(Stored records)
......

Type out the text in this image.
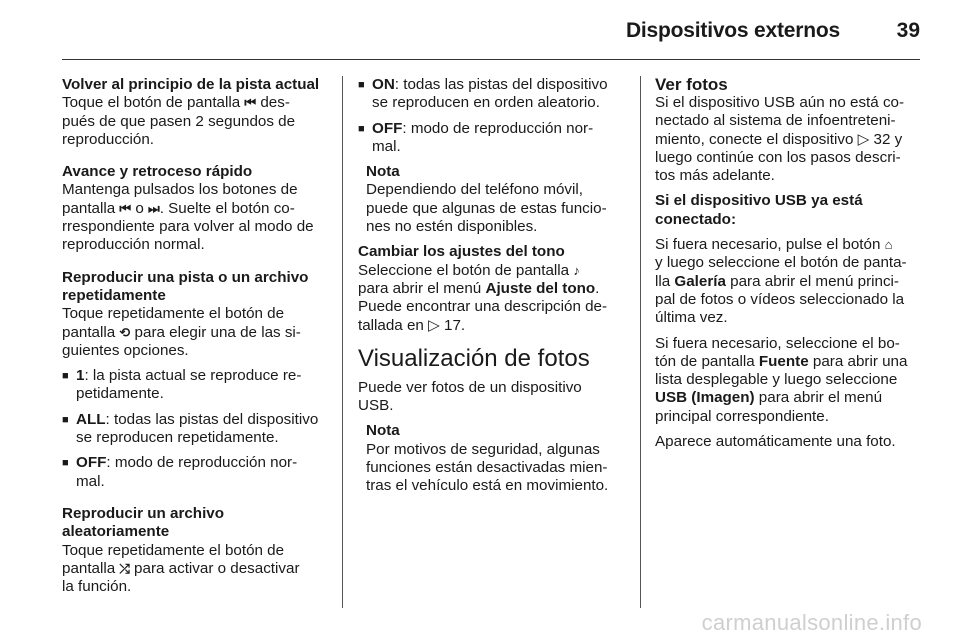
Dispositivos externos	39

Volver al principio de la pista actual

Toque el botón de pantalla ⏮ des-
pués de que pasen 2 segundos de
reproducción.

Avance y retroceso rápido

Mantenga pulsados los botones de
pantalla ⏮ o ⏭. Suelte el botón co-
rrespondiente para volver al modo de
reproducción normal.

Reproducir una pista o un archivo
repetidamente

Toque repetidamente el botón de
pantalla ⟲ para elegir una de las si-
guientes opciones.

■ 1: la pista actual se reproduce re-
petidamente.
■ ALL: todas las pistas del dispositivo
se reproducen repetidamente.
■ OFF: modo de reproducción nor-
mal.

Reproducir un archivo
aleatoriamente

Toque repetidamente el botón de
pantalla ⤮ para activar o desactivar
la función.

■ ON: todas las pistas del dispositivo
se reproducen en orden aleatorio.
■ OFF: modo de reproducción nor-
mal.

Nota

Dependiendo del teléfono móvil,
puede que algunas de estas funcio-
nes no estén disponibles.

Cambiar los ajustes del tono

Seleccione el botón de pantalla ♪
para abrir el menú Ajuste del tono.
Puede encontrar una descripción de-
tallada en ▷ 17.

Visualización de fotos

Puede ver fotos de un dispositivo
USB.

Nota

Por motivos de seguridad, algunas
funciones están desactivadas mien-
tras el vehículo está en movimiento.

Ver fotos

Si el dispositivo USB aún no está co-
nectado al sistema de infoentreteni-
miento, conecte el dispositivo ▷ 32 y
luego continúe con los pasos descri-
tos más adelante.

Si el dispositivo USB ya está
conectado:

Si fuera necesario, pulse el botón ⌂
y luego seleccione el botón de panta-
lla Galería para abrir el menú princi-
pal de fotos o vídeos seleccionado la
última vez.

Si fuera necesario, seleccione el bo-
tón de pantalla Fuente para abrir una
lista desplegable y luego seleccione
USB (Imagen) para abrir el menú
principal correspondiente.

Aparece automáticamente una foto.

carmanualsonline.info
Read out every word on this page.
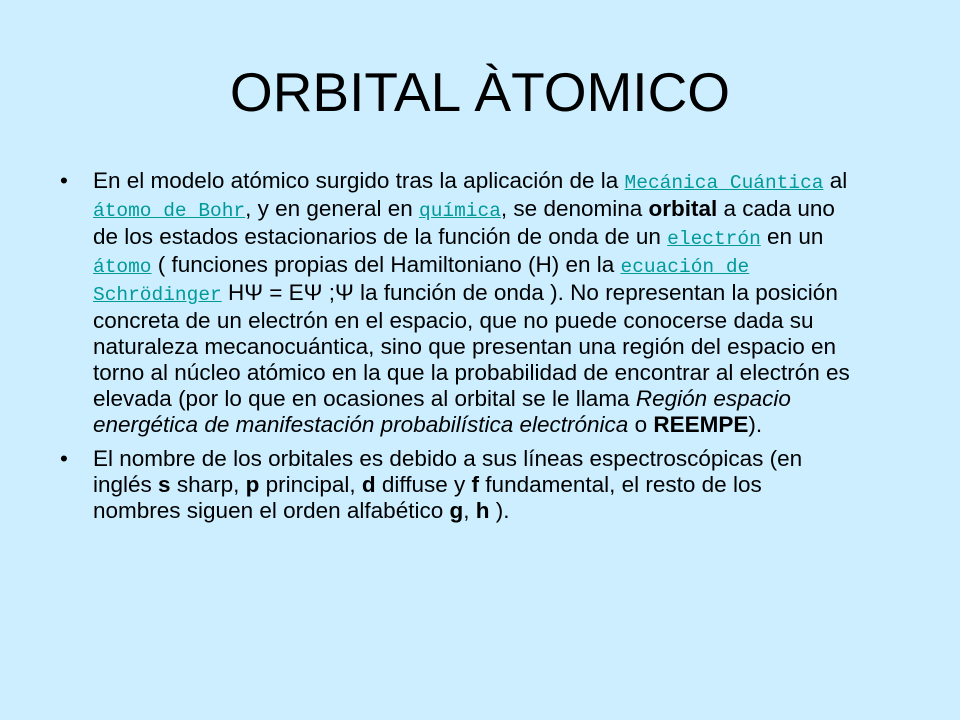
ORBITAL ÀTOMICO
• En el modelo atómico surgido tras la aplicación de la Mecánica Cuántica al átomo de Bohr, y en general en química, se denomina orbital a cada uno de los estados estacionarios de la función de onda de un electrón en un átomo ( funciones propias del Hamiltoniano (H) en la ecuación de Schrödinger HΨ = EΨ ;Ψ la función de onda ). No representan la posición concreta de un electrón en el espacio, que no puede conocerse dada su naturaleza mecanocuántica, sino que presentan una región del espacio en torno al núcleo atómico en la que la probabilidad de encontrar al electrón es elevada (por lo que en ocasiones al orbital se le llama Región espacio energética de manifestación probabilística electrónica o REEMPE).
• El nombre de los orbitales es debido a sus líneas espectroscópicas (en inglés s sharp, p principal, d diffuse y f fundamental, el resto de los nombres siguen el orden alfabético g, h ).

......

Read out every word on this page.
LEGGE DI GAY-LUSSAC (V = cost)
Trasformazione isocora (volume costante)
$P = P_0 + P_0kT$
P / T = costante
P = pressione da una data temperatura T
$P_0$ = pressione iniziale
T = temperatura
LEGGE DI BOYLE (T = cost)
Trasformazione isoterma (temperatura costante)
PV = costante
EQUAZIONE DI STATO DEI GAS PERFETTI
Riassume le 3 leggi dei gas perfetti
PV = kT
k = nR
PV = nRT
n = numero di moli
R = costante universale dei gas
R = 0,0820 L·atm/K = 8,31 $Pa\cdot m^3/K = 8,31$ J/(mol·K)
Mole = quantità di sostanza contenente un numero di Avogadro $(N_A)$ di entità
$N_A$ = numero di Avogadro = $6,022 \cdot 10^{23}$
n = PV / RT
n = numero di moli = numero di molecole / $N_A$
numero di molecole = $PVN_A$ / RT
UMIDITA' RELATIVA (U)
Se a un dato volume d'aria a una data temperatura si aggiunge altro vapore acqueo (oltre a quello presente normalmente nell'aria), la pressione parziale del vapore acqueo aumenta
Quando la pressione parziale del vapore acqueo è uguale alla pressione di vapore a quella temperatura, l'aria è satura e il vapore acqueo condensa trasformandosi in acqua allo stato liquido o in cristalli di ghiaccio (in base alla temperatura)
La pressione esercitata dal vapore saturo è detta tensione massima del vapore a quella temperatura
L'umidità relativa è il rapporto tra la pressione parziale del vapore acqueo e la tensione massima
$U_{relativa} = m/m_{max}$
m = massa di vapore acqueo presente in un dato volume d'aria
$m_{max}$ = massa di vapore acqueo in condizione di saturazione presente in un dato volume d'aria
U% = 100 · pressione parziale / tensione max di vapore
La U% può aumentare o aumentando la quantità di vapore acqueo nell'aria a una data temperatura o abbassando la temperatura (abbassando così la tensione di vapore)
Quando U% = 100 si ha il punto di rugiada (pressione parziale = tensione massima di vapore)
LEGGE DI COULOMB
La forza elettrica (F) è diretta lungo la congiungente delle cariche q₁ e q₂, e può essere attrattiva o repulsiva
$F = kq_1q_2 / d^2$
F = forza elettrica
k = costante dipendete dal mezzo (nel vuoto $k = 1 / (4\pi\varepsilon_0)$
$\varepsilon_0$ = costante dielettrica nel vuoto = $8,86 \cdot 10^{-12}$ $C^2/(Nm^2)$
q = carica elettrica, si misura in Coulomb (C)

......

Return each line of the listing that holds the string "orden".

se reproducen en orden aleatorio.
• El nombre de los orbitales es debido a sus líneas espectroscópicas (en inglés s sharp, p principal, d diffuse y f fundamental, el resto de los nombres siguen el orden alfabético g, h ).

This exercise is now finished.